**Goal:**
Work through the records below and tally every line containing "Moscow". Reply with the total alone.

**Supplied records:**
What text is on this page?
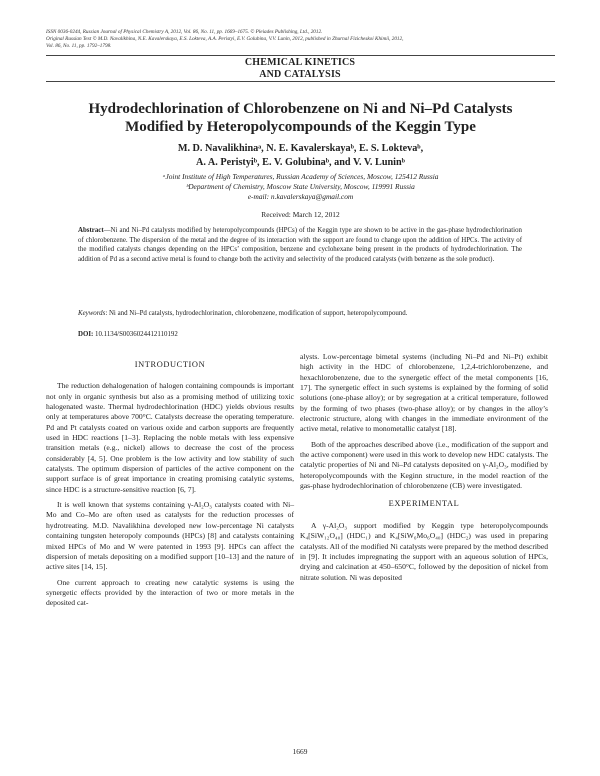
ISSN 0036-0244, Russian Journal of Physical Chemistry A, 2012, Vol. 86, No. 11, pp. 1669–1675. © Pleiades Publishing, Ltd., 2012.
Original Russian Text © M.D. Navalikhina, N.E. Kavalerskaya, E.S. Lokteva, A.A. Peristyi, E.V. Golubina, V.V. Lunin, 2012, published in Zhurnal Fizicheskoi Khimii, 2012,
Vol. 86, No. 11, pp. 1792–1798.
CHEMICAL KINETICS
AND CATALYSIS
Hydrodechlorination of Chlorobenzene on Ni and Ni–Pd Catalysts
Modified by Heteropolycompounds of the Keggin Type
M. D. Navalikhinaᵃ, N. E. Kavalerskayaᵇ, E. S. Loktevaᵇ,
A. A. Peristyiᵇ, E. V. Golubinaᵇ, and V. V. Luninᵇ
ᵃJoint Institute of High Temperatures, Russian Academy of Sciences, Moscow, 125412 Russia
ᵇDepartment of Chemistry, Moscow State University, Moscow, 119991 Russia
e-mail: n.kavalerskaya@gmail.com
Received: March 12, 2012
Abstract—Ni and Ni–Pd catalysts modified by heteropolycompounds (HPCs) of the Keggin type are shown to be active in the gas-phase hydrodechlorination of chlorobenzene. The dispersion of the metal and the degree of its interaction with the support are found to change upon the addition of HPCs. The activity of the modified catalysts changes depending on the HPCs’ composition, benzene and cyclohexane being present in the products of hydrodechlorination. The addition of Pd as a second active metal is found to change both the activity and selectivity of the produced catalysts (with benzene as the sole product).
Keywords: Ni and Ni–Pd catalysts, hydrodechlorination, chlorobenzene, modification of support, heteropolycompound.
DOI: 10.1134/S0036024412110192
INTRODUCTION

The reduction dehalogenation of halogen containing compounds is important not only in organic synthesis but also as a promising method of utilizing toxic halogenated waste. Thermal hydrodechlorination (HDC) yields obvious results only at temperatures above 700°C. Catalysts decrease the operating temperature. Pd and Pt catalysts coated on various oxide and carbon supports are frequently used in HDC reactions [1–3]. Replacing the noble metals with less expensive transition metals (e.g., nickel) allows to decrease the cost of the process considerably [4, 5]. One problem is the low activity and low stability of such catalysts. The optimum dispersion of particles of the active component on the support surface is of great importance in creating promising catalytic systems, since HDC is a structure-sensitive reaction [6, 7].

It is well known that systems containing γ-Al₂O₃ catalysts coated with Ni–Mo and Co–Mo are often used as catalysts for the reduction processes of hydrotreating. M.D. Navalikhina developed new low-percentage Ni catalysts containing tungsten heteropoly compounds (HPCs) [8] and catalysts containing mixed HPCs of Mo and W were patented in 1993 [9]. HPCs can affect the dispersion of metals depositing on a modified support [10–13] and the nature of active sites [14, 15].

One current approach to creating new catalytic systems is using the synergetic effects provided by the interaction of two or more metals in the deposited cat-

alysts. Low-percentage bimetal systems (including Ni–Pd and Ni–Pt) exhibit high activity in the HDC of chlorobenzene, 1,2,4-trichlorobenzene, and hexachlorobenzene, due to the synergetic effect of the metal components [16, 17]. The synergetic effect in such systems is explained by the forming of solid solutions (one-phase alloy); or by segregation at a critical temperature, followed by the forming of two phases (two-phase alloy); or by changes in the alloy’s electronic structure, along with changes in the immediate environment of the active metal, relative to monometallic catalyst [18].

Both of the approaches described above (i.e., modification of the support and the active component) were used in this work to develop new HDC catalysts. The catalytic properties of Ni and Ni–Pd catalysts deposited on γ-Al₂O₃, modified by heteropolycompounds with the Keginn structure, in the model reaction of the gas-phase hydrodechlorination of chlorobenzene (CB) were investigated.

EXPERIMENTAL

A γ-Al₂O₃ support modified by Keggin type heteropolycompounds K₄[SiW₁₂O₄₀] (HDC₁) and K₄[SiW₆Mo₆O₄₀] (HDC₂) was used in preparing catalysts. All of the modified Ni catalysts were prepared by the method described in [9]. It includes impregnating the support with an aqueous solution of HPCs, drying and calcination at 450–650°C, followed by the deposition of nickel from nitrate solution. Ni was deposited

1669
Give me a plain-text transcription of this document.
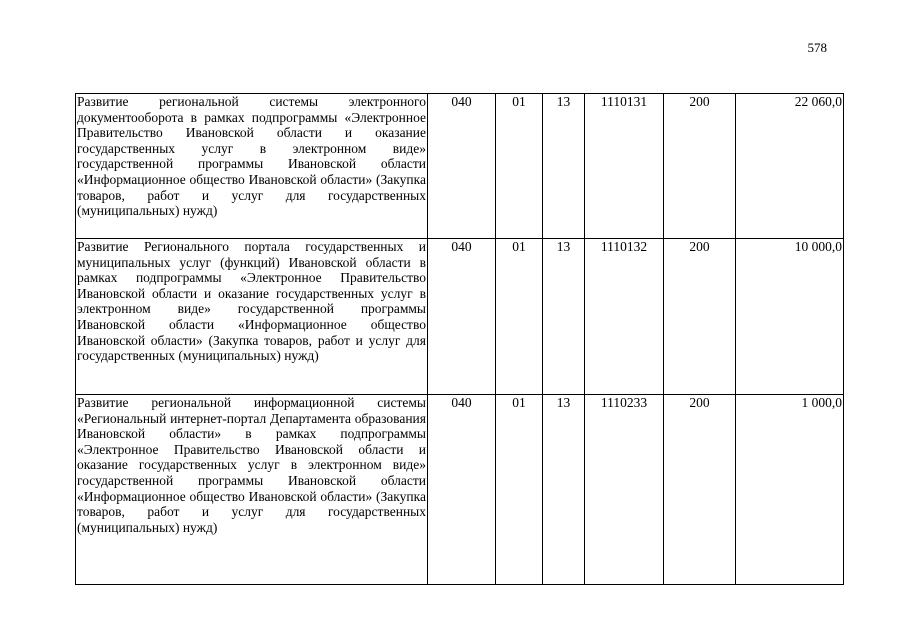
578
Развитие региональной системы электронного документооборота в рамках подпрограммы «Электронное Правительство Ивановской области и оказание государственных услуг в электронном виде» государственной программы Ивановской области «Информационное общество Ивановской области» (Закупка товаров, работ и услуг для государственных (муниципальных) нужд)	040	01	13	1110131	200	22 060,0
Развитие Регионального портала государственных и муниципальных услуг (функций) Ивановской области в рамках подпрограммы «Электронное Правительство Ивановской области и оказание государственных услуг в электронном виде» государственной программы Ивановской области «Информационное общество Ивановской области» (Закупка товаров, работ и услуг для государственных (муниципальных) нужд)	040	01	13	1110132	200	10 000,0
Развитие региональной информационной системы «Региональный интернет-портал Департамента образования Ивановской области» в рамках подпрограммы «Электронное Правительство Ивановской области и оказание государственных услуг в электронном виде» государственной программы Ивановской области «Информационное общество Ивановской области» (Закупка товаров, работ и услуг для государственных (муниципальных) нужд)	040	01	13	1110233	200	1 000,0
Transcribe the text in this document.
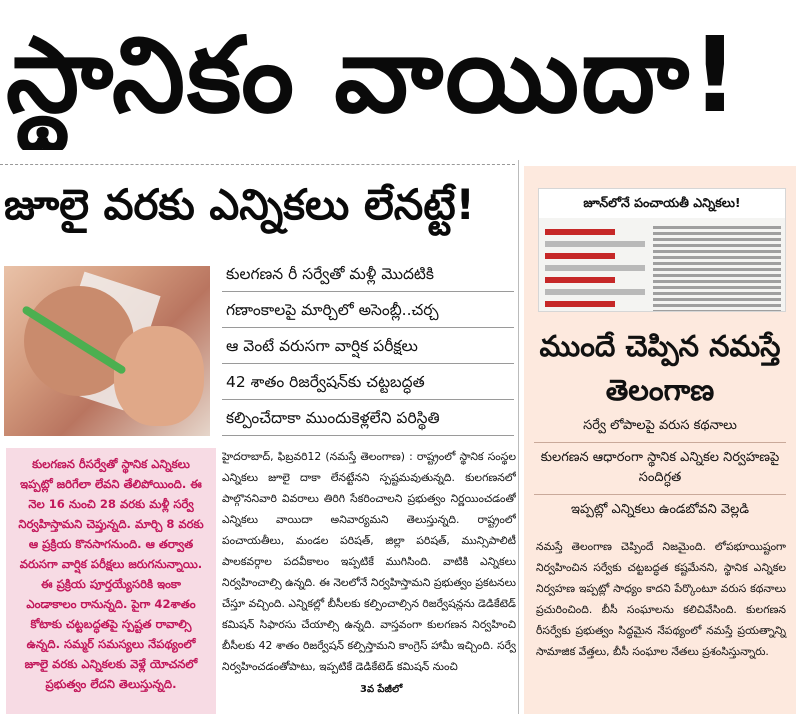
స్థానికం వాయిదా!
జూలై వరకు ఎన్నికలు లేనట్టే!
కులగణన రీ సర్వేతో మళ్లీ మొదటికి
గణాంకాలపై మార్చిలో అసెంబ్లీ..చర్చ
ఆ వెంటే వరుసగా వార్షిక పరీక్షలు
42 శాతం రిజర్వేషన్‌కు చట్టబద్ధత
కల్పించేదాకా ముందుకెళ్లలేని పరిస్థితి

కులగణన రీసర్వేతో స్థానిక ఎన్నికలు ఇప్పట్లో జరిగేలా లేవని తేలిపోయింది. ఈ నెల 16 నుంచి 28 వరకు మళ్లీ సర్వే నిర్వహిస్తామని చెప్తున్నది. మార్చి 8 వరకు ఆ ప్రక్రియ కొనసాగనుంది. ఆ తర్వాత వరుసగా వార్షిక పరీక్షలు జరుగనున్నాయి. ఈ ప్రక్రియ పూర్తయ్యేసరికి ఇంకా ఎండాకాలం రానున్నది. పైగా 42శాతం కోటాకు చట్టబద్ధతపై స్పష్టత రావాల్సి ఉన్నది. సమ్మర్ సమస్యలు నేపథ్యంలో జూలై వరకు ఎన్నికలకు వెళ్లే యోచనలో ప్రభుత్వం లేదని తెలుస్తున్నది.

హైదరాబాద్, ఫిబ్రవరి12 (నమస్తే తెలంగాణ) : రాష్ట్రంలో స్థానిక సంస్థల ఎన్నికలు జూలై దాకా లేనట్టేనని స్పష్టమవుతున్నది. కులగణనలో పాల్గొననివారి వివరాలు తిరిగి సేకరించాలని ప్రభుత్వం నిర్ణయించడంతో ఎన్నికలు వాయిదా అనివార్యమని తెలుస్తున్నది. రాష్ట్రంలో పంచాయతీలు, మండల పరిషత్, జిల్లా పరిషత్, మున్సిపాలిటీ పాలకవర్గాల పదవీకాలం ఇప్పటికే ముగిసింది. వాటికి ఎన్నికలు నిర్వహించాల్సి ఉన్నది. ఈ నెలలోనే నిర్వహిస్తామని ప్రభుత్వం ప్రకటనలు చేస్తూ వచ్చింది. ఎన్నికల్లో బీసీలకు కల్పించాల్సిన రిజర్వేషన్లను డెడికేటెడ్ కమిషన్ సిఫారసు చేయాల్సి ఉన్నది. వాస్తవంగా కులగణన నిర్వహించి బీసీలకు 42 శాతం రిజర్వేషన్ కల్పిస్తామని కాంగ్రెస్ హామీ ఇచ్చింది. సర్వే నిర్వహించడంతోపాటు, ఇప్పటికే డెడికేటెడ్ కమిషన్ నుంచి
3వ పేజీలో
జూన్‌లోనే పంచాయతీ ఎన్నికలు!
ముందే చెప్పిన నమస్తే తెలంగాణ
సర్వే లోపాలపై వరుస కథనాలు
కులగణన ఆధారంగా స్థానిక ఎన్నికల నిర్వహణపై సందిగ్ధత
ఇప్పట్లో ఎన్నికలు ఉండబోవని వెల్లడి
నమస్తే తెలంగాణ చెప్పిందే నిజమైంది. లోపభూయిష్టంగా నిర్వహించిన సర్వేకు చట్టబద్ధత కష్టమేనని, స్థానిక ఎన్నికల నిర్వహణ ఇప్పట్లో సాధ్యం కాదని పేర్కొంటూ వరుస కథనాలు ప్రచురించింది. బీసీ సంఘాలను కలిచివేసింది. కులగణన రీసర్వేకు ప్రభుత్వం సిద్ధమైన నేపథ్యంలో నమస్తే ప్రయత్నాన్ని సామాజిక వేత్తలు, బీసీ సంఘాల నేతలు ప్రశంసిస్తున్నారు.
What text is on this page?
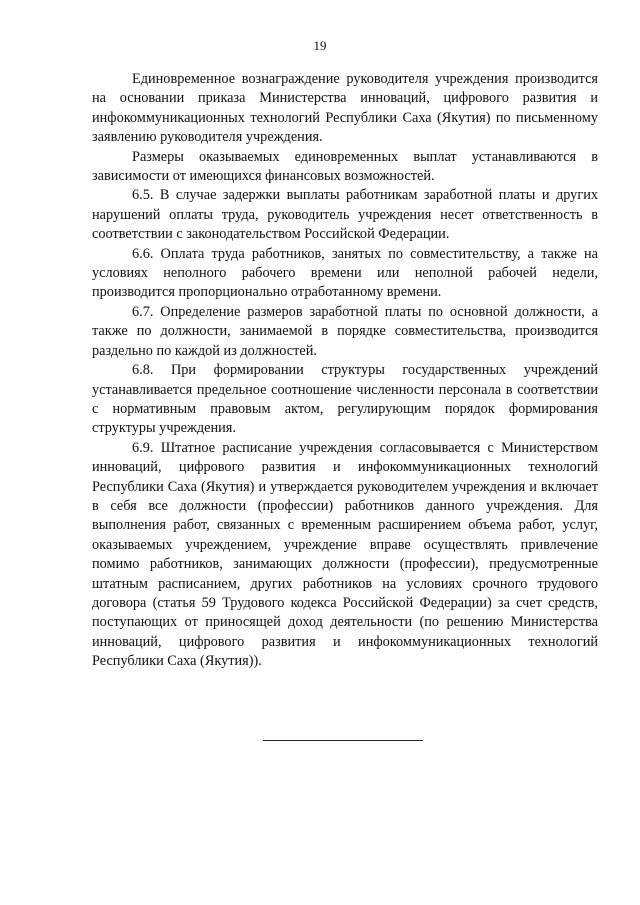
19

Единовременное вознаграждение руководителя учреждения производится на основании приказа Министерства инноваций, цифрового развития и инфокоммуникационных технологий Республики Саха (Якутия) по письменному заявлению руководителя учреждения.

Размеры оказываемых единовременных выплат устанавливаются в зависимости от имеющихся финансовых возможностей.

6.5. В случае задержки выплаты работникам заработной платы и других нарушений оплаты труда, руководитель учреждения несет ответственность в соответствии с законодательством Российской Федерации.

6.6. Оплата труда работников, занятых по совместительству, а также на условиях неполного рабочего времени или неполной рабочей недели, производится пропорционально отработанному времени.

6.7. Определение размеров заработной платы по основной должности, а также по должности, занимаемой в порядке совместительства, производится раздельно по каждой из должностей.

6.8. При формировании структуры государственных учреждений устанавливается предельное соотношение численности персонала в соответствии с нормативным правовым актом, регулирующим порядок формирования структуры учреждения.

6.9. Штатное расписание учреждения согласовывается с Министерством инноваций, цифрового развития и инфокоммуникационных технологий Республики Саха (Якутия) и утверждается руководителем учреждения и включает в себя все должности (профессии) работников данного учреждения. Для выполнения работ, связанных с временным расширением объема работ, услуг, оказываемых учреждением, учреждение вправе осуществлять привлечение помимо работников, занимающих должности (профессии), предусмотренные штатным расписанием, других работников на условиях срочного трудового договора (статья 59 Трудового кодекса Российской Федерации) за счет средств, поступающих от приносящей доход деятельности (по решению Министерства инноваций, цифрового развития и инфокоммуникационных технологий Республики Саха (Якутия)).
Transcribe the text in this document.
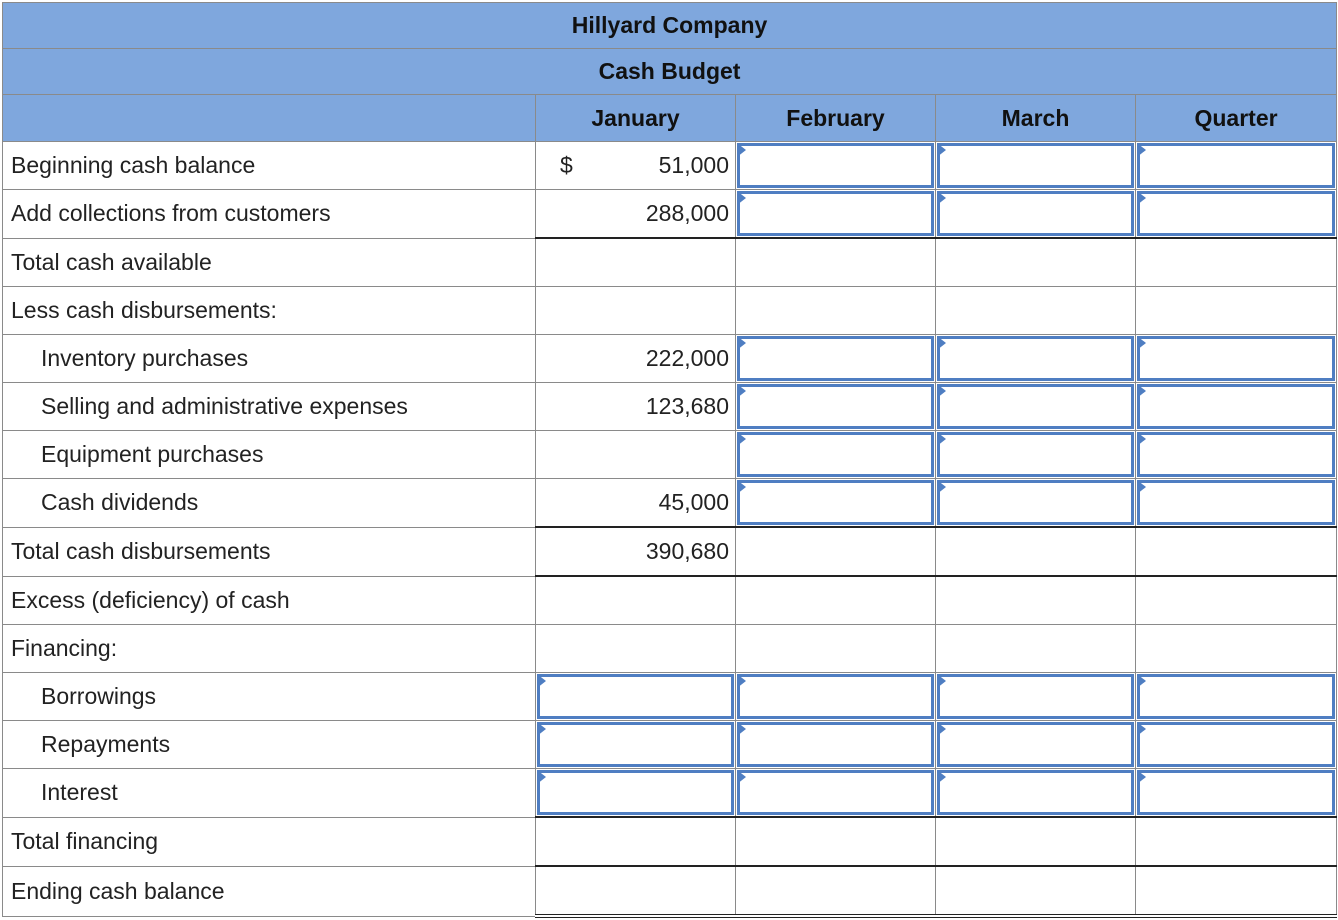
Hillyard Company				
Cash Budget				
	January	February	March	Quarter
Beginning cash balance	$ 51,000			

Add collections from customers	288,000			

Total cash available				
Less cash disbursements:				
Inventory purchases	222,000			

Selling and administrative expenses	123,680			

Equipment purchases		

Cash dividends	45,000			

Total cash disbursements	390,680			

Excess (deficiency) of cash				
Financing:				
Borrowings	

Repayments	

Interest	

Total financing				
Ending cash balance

**Solution:**
2